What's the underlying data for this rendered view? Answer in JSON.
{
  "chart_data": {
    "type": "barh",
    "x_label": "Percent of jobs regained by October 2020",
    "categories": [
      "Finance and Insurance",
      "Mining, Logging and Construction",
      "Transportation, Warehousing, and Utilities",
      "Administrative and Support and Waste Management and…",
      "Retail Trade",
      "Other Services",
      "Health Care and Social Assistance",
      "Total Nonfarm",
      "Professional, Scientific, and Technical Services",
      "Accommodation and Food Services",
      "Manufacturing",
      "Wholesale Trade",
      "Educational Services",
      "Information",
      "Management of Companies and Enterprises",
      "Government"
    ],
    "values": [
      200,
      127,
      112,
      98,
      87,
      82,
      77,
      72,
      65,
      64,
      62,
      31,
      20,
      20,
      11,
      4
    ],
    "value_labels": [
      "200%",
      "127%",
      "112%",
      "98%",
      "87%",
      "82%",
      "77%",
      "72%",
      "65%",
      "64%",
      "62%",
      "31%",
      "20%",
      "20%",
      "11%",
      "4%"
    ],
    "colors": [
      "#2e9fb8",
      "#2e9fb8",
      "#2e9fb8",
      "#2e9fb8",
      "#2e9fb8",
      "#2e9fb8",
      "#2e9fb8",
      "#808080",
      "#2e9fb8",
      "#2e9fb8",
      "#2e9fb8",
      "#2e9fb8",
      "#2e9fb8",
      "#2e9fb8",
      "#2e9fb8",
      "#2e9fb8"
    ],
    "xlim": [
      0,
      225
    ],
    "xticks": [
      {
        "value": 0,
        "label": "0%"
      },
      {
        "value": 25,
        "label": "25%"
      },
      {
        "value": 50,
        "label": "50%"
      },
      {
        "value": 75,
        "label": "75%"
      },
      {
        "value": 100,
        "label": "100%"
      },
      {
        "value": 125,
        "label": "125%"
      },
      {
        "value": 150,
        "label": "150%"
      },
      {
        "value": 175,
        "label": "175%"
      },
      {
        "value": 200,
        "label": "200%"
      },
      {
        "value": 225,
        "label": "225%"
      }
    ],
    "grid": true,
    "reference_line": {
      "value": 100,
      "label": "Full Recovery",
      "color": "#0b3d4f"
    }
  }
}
--
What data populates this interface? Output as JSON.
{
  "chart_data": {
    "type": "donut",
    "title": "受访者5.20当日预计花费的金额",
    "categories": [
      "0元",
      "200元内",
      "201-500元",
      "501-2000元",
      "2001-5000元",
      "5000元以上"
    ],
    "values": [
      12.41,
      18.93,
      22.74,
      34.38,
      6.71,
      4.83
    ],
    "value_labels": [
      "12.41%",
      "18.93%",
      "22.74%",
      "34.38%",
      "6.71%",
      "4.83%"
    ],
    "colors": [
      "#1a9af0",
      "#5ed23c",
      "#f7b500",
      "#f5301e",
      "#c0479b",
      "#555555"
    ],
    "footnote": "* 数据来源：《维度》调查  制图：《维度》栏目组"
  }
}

AIM -
Which lines hold the word "Management"? Return all of them from the records above.

ANSWER TO THIS EXERCISE -
      "Administrative and Support and Waste Management and…",
      "Management of Companies and Enterprises",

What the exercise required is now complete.